WORK INSTRUCTION:
Rewrite the JupyterLite text from "Typically, you either" up to and including "in the future.", changing "learner" to "student" throughout.

---------- GIVEN TEXT ----------

What JupyterLite neatly does is bring all these components into the browser. No longer does the notebook client, the user interface, need to connect to a computational environment running elsewhere, outside the browser. Now, everything can run inside the browser. (There is one niggle to this: you need to use a webserver to initially deliver everything into the browser, but that can be any old webserver that might also be serving any other old website.)
Now, I see this as A Good Thing, particularly in open online edcuation where you want learners to be able to do computational stuff or benefit from interactions or activities that require some sort of computational effort on the back end, such as some intelligent tutoring thing that responds to what you’ve just done. But a blocker in open ed has always been: how is that compute provided?
Typically, you either need the learner to install and run something — and this is something that does not scale well in terms of the amount of support you have to provide, because some people will need (a lot of!) support —or you need to host or otherwise provide access to the computational environment. And resource it. And probably also support user authentication. And hence also user registration. And then either keep it running, or prevent folk from accessing it from some unspecified date in the future.

---------- SOURCE INFORMATION ----------

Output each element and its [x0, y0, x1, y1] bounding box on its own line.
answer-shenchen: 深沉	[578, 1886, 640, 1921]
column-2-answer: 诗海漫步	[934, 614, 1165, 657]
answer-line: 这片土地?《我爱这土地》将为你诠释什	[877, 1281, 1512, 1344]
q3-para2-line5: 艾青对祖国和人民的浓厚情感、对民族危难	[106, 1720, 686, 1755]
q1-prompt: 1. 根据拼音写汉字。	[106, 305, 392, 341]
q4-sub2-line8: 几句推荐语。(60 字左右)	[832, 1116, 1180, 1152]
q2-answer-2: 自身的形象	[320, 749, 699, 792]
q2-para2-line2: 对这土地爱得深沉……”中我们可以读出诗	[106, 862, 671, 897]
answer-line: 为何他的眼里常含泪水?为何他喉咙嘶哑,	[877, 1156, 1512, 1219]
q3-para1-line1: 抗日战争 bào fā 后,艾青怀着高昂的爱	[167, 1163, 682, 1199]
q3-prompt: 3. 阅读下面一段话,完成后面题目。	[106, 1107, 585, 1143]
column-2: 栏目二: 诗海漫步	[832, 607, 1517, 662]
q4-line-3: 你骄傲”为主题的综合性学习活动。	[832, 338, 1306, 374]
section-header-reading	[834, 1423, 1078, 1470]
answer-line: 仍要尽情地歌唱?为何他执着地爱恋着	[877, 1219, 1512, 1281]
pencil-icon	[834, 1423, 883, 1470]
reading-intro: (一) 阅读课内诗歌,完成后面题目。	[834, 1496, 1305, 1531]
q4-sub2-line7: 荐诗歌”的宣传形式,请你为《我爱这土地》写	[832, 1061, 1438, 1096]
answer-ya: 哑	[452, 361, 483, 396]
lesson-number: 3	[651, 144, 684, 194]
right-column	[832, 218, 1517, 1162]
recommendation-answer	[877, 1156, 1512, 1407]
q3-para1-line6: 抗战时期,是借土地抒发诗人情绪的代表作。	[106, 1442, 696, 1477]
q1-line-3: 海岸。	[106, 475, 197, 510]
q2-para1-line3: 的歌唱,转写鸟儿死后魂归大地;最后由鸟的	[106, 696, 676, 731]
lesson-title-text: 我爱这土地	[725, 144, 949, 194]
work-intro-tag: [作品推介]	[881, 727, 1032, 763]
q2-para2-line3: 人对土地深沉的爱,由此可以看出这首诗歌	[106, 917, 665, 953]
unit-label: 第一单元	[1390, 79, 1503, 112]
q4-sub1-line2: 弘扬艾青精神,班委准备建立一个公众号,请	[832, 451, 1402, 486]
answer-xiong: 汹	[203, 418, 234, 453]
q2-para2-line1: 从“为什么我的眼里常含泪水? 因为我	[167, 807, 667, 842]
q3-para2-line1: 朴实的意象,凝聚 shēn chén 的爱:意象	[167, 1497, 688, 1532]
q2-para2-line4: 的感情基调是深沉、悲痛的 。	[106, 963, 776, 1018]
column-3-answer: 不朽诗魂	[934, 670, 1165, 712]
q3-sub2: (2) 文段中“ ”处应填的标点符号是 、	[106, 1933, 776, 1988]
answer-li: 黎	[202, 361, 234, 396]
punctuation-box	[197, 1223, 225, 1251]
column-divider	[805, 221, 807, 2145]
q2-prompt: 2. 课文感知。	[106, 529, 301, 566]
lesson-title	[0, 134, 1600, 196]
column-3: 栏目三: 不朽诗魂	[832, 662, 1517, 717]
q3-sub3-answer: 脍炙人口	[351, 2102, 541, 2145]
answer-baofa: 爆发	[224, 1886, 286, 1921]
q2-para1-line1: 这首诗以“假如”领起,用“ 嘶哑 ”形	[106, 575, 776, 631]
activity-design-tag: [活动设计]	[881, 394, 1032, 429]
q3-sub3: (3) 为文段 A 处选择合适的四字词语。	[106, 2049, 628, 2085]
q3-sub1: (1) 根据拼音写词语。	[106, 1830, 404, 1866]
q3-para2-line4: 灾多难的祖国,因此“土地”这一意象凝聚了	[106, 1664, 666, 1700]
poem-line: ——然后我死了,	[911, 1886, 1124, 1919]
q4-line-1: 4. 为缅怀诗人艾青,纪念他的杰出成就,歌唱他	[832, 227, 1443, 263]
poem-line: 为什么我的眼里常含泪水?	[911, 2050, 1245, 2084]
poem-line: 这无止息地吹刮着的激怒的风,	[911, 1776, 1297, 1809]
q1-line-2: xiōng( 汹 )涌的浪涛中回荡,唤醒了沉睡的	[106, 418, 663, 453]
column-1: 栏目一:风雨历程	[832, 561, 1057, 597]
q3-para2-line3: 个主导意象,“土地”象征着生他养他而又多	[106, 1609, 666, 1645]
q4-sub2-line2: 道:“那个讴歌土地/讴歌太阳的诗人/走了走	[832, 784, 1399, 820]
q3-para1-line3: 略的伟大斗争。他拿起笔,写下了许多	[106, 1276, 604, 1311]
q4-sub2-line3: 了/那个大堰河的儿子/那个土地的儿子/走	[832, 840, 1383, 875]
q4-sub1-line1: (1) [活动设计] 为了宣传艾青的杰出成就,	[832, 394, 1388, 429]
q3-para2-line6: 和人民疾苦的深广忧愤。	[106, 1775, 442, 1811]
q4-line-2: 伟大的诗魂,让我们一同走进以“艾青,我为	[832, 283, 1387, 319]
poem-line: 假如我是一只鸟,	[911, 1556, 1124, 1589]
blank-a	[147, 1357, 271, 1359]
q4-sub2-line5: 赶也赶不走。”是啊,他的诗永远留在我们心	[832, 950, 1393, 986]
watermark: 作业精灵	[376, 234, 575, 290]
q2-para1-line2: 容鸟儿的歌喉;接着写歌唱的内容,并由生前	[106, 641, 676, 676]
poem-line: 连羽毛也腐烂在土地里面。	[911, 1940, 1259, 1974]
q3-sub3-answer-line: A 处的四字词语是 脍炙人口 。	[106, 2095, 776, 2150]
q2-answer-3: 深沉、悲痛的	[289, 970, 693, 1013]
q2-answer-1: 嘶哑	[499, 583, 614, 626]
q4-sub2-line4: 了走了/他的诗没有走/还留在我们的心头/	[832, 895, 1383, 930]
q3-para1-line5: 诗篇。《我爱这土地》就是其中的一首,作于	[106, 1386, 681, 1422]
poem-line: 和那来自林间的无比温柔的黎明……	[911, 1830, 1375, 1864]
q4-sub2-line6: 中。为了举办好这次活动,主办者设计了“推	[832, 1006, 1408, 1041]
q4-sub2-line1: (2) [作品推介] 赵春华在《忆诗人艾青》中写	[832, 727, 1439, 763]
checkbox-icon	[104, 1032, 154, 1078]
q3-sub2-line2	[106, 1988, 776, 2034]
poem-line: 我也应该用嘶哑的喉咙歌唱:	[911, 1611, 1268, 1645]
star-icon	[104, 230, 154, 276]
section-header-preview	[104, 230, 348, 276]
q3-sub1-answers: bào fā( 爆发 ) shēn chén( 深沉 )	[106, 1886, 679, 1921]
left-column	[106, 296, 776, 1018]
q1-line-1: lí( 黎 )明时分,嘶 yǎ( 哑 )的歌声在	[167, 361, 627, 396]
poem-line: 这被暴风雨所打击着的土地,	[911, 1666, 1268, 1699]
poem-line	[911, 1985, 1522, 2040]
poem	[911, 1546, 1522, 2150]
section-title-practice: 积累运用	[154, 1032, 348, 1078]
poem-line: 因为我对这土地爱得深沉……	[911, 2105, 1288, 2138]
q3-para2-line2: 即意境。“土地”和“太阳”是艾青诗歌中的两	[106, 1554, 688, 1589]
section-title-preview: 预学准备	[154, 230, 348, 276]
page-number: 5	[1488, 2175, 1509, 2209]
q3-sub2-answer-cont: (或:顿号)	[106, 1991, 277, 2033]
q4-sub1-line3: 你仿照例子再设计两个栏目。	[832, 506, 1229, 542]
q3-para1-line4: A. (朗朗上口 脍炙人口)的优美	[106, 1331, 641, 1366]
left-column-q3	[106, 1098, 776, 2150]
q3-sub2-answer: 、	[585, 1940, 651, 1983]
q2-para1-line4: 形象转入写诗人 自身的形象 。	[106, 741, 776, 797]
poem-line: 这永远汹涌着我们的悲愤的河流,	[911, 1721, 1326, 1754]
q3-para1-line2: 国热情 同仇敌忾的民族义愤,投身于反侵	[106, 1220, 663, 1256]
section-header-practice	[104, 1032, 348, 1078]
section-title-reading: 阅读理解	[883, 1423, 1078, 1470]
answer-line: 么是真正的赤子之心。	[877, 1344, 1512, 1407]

----------

WRITTEN REPLY:
Typically, you either need the student to install and run something — and this is something that does not scale well in terms of the amount of support you have to provide, because some people will need (a lot of!) support —or you need to host or otherwise provide access to the computational environment. And resource it. And probably also support user authentication. And hence also user registration. And then either keep it running, or prevent folk from accessing it from some unspecified date in the future.